#### 抜粋:
ユダで安定
ラスト5試合で強かった
鹿島と大分の“安定装置”。
〜中田浩二と菊地直哉の貢献〜
シーズン終盤というのは、決勝トーナメントによく似ている。
優勝のために、残留のために、状況によっては1度も負けることが許されず、シーズン序盤とは比べ物にならないような重圧が襲い掛かってくる。前日本代表監督のイビチャ・オシムは、優勝が決まった浦和対鹿島を観戦後、「こういう緊張感のある試合を毎回できれば、日本サッカーはもっと強くなるだろう」と語った。
シーズン終盤の5連勝が鹿島3連覇達成の決め手となった。
では今季、Jリーグでシーズン終盤に強かったのはどのチームだろうか?
ラスト5試合、ラスト10試合の勝ち点で順位をつけてみると、次のようになる。
<ラスト5試合> 1位鹿島(15)、2位川崎(12)、3位大分(11)
<ラスト10試合> 1位川崎、ガンバ大阪(ともに21)、3位大分(20)
※ 括弧内は勝ち点
ここで注目したいのは、鹿島と大分だ。
鹿島は優勝したとはいえ、シーズン終盤にずっと強かったわけではない。24節から5連敗を喫して、大混乱に陥った。だが、29節の磐田戦(0−0)で引き分けると息を吹き返し、ラスト5試合を全勝。3連覇を達成したのだった。
守備的ボランチ・中田浩二の機知が鹿島を優勝に導いた。
そのV字回復の立役者になったのが、ボランチの中田浩二である。
シーズン終盤まで中田は控えメンバーにすぎなかったが、29節の磐田戦で先発出場すると、守備面ではDFライン前のスペースを消し、攻撃面ではボールを左右に散らして、自信を失っていたチームに落ち着きを与えた。
磐田戦の数日後、DF岩政はこう語った。
「連敗中は前と後ろが分断されていたんですが、浩二さんが割り切ってバランスを見てくれたことで、DFライン前に誰もいないという状況がなくなった。失点をゼロに抑えられるという安心感は大きいですよ。あと、浩二さんはショートパスを織り交ぜて攻撃のリズムを作った。その結果、変なボールの取られ方をしないので、守備でもリズムが生まれたんです」
中田本人も、「失点ゼロ」をキーワードにあげた。

#### 課題一覧:
A – Jリーグ終盤戦の記事で、ラスト5試合とラスト10試合の順位に挙がっているチームをすべて挙げること。
B – Jリーグ終盤戦の記事を、最後の文の後から書き継ぐこと。

#### データ部分:

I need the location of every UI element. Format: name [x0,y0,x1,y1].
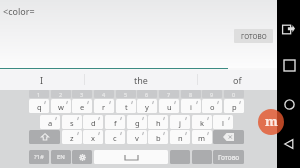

#### 解答例:
A – 鹿島、川崎、大分、ガンバ大阪

B –
「やっぱり磐田戦を失点ゼロに切り抜けられたことが大きかったと思います。あれでチームは自信を取り戻せた。連敗中は逃げのパスや、一発を狙ったパスが多かったですが、(磐田戦後は)相手の守備の穴を探しながら、余裕を持ってパスをまわせるようになった」
中田がいなかったら、おそらく鹿島は優勝を逃していたのではないだろうか。
菊地直哉による“オシム流”で大分は巻き返しを狙う。
一方、大分は菊地直哉が新しい風を吹き込んだ。
大分は菊地が初出場した25節から最終節(34節)まで、5勝5分と1度も負けなかった。シャムスカ監督時代の“借金”のせいで降格を免れることはできなかったが、ラスト10試合だけなら優勝争いに絡めるほどの好成績を残したのだ。
19節から大分の指揮を取ったポポビッチは、守備の選手にもパスの起点になることを求めるオシム流の後継者だ。菊地という守備のスペシャリストが加わったことで組織が安定し、さらにパスの出し手が後方に増えたことでポポビッチ・サッカーが表現されるようになった。特に32節に川崎に勝った試合は圧巻だった。
ひとつ残念なのは、大分の財政難でポポビッチの続投がなくなったこと。菊地が「ポポビッチ監督はDFにもパス出しを要求してくるのでおもしろい」と語るように、来季のJ2の目玉になる可能性があったのだが……。
それはさておき、この2人のプレースタイルを見れば、シーズン終盤に何が大切なのかが見えてくるだろう。
“負けたら終わり”のW杯で必要なのは守備の“安定装置”だ。
冒頭で触れたように、シーズン終盤というのは、チームによっては、負けたら終わりという決勝トーナメントになる。そういう状況では、まずは失点をゼロに抑えることが重要になるに違いない。だから、中田や菊地という守備の“安定装置”を持ったチームが、終盤に強かったのではないだろうか。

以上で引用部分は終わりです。